◆ **Information shown**
%%

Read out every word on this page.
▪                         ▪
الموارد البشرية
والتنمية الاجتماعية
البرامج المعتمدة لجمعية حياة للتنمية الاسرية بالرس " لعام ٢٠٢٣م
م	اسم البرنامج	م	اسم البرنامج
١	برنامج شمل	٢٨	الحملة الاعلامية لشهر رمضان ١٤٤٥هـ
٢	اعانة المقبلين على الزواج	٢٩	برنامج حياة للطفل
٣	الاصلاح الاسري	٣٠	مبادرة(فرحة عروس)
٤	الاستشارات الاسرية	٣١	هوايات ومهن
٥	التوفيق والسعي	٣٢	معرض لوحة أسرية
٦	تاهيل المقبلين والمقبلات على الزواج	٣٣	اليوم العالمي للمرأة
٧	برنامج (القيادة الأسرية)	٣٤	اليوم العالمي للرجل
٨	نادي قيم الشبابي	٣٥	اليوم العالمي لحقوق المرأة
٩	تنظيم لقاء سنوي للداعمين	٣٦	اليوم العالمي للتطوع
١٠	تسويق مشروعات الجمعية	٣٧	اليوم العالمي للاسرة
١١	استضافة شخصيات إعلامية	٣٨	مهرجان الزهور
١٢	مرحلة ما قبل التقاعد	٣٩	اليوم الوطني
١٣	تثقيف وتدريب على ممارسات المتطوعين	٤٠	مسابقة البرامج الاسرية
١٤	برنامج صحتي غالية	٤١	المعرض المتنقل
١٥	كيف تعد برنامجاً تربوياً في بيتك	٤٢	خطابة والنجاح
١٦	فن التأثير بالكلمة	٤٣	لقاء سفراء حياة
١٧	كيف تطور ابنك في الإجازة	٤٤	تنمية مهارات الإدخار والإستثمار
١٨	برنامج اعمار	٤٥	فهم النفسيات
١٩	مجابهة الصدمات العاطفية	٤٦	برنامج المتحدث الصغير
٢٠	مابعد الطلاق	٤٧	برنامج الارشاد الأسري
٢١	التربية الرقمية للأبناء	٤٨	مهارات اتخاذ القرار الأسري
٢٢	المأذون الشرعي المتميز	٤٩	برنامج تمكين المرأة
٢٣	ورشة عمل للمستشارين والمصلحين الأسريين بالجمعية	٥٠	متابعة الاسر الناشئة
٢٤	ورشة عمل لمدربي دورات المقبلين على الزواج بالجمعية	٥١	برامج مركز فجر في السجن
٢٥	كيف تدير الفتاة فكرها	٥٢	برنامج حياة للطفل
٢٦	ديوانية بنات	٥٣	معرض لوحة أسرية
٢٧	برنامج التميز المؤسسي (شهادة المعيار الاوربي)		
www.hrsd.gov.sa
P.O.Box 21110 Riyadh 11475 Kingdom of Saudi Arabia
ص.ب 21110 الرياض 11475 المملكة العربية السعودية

%%
%%

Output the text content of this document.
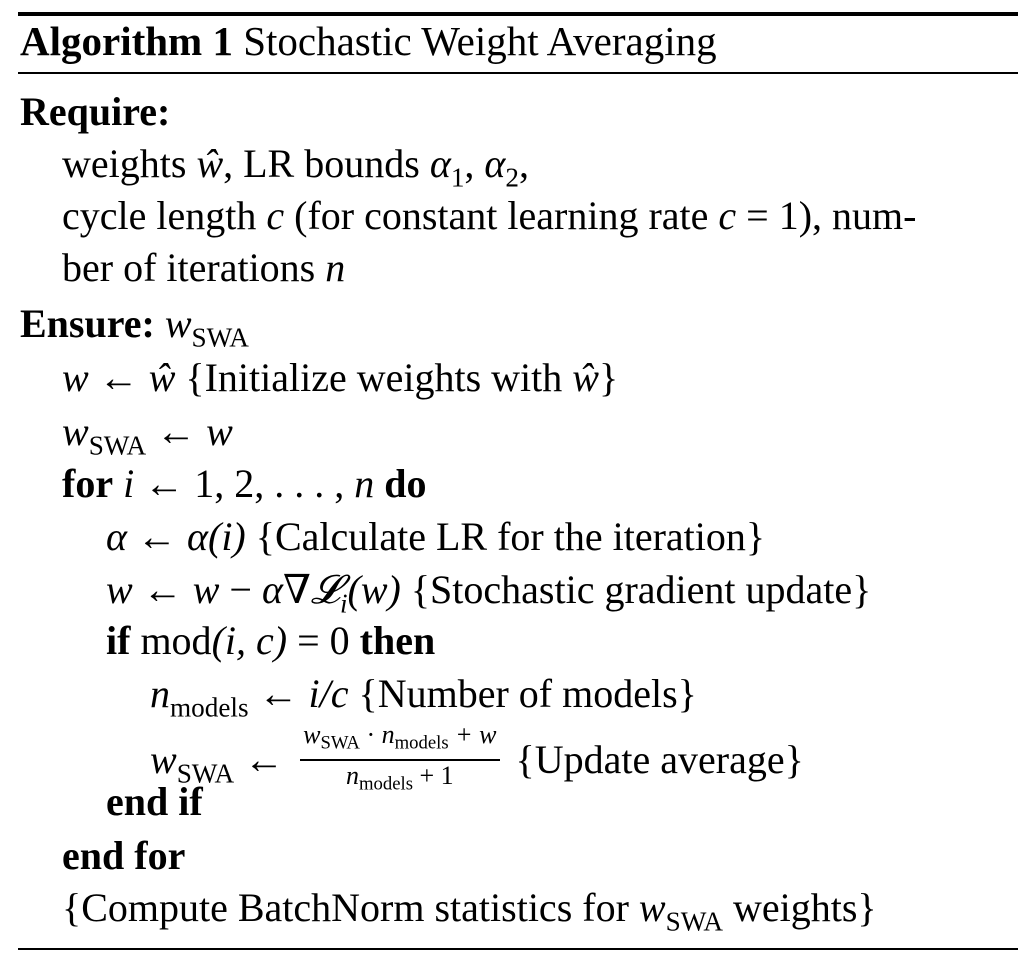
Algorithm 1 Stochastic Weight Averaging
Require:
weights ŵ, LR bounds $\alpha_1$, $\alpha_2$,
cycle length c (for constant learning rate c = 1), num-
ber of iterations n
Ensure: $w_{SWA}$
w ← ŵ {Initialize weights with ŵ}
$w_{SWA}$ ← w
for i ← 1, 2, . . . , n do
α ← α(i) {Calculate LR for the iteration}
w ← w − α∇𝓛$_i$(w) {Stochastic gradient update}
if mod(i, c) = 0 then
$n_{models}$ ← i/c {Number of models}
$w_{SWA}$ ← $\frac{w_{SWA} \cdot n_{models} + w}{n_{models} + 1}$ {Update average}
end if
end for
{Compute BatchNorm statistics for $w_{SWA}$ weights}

%%

◆ **Objective**
For each line of the listing that holds the word "للطفل", show that line.

◆ **Worked answer**
٢	اعانة المقبلين على الزواج	٢٩	برنامج حياة للطفل
٢٥	كيف تدير الفتاة فكرها	٥٢	برنامج حياة للطفل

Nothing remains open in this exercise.